* **Directions for this task**: Each line that holds the word "사전건강관리" counts once; give the total number of such lines and nothing else.

[start Input data]

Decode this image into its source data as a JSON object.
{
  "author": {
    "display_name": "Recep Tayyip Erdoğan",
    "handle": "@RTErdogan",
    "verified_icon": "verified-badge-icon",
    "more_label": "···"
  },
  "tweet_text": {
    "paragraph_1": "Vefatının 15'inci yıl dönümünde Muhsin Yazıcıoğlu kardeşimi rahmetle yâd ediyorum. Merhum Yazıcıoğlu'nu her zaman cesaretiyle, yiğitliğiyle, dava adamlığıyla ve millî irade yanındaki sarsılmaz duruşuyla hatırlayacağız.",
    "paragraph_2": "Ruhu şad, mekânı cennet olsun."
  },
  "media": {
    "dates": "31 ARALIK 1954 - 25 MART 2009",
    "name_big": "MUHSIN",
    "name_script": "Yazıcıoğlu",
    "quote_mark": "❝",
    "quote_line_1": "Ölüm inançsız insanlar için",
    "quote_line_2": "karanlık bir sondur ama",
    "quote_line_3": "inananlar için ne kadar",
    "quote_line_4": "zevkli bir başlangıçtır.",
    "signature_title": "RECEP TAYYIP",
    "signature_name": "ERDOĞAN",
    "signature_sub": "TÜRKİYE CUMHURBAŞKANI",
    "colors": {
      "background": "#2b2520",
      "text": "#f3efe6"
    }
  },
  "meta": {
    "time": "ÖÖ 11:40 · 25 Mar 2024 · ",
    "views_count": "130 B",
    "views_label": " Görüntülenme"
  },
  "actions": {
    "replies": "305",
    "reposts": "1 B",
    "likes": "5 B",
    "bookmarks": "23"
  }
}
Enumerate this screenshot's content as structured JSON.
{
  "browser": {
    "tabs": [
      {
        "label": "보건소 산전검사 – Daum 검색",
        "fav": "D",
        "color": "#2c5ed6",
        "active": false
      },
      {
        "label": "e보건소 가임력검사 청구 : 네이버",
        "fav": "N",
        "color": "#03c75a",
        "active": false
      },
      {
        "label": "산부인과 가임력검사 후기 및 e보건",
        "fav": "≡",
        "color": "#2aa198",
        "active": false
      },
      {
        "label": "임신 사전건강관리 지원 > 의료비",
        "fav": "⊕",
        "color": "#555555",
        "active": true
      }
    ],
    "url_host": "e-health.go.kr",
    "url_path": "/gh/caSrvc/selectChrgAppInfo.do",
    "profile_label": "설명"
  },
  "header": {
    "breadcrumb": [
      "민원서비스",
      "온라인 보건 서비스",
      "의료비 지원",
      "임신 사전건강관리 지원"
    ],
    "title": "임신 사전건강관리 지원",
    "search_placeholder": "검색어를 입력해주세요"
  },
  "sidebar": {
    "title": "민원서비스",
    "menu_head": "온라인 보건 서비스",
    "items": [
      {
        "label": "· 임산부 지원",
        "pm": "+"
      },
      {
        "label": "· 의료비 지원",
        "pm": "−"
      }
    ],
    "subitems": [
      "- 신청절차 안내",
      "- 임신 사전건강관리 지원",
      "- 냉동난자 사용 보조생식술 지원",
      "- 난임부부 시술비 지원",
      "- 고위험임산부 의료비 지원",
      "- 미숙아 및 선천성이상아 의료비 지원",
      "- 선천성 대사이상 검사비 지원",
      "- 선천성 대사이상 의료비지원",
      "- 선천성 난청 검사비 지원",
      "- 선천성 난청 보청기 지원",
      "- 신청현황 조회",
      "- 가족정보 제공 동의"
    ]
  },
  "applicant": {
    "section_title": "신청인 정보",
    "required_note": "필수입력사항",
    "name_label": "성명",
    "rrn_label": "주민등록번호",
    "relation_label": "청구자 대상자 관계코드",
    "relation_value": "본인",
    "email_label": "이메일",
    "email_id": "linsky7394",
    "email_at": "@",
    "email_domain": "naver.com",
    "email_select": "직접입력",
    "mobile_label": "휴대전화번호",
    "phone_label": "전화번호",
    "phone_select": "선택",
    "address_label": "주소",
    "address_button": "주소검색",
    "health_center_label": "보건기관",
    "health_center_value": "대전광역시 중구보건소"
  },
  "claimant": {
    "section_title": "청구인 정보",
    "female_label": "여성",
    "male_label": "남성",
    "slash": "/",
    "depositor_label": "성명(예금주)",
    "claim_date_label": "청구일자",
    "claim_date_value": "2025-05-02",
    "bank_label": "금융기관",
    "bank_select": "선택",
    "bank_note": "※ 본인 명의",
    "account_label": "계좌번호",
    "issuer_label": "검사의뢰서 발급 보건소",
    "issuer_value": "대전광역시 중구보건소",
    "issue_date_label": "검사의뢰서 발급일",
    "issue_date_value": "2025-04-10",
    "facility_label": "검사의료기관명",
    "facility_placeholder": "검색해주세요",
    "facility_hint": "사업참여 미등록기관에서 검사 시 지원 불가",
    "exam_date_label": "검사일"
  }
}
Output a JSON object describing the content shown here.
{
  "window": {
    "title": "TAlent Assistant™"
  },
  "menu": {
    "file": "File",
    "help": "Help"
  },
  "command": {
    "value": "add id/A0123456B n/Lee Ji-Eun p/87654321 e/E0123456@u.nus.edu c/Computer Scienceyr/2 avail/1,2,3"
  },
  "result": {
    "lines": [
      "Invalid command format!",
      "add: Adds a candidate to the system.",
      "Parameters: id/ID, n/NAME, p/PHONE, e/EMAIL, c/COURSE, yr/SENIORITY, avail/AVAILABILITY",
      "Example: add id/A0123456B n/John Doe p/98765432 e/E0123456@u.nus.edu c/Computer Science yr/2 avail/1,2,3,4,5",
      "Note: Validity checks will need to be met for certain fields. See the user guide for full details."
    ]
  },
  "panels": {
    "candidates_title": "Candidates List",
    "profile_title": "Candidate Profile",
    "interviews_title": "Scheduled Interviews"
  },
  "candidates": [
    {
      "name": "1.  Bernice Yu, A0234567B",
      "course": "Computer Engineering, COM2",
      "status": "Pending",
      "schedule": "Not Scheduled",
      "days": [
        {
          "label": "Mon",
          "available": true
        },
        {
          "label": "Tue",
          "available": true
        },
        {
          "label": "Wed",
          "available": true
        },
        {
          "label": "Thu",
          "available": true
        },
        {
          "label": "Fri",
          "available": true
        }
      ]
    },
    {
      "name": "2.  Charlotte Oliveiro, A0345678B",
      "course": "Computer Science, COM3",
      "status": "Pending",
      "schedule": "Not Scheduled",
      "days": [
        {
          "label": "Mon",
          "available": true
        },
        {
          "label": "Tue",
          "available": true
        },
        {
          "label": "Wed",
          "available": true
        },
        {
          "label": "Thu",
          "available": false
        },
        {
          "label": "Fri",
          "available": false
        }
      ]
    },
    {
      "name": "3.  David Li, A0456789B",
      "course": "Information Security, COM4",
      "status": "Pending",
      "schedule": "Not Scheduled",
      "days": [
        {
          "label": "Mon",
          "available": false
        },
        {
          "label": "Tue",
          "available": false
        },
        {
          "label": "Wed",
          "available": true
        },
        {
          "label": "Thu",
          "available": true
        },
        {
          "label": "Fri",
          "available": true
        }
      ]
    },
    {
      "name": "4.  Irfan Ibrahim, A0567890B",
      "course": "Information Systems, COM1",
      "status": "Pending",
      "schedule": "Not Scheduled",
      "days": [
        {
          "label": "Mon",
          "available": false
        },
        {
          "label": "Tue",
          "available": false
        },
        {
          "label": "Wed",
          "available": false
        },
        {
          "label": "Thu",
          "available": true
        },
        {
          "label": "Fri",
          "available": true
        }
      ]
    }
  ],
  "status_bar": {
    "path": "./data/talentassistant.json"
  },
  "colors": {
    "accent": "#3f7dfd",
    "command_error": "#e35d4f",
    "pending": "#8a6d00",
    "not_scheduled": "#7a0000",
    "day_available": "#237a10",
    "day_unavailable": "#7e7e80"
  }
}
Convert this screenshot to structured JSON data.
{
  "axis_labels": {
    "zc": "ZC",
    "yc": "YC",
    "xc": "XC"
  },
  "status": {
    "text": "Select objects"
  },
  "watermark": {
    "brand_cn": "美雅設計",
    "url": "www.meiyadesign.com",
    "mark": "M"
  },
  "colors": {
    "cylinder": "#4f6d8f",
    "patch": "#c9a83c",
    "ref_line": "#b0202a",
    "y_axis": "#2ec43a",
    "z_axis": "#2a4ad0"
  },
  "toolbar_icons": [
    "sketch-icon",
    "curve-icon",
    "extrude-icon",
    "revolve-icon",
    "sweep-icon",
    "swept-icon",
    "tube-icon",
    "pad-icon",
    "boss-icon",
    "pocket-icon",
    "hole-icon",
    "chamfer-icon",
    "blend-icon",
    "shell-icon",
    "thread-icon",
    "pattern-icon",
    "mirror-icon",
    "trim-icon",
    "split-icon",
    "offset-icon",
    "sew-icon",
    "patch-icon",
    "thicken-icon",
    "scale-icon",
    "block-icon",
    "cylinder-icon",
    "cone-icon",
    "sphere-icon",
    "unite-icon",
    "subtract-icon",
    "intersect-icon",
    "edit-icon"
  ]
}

[end Input data]

* **Exercise response**: 4